#### Information shown ####

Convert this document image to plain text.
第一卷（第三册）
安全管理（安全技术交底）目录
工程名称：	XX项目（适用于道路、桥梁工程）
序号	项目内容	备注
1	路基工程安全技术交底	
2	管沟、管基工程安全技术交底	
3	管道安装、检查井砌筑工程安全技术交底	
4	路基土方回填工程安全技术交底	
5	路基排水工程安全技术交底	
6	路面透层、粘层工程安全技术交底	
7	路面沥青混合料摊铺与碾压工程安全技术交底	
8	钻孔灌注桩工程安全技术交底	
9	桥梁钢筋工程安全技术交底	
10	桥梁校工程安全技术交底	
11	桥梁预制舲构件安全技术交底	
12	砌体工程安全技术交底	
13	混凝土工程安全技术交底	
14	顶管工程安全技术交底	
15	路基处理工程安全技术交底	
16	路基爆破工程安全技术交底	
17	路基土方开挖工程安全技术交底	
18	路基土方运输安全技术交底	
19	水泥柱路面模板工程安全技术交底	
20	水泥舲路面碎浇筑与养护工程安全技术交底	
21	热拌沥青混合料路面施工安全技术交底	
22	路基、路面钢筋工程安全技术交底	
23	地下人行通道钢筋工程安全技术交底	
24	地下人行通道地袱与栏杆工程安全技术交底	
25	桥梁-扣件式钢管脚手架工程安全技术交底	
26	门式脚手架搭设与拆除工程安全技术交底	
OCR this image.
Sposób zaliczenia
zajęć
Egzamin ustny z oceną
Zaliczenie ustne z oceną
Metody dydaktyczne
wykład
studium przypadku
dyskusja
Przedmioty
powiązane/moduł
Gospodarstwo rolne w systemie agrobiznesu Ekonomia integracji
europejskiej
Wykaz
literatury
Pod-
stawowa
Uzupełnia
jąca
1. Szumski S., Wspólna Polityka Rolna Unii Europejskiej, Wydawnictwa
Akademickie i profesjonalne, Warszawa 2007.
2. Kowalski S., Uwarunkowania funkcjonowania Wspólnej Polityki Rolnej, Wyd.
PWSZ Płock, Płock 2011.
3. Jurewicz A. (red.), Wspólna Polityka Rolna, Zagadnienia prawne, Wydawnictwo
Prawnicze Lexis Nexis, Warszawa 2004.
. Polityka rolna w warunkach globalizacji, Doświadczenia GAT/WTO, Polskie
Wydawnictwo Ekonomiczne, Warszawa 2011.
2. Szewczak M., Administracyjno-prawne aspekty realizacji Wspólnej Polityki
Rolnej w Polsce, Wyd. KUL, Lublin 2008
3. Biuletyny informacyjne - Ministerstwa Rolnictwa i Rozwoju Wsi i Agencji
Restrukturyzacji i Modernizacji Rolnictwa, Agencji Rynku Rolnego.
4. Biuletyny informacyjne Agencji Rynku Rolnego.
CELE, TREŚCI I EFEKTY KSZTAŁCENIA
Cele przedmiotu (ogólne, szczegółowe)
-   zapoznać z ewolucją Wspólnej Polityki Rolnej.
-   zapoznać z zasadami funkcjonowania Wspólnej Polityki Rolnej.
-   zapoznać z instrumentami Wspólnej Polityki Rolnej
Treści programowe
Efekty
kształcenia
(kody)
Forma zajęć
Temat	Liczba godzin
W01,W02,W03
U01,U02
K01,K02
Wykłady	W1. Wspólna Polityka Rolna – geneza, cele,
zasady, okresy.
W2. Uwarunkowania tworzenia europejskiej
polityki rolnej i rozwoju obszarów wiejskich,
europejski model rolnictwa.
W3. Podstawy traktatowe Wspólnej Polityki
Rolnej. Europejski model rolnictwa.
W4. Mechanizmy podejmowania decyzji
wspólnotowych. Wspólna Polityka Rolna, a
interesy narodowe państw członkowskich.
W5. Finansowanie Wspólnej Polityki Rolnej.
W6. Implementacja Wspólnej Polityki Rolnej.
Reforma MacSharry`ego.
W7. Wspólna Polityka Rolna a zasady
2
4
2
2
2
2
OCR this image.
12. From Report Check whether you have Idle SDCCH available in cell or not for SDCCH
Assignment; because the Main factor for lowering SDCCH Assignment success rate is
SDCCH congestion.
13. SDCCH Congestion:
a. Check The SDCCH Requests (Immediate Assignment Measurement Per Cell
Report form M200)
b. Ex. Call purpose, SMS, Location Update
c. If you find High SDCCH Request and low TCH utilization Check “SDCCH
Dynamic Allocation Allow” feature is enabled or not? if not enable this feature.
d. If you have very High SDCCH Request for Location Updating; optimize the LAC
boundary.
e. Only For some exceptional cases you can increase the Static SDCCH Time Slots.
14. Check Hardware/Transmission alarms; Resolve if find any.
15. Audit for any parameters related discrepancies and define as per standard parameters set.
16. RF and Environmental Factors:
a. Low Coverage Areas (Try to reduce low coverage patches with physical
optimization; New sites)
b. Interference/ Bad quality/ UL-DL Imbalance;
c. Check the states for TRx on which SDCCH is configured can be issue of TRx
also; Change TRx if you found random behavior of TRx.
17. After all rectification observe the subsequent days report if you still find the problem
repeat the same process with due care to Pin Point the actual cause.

####

- [Requirement]:
Show each line of the data that contains the string "prawne".

- [The completed task]:
3. Jurewicz A. (red.), Wspólna Polityka Rolna, Zagadnienia prawne, Wydawnictwo
2. Szewczak M., Administracyjno-prawne aspekty realizacji Wspólnej Polityki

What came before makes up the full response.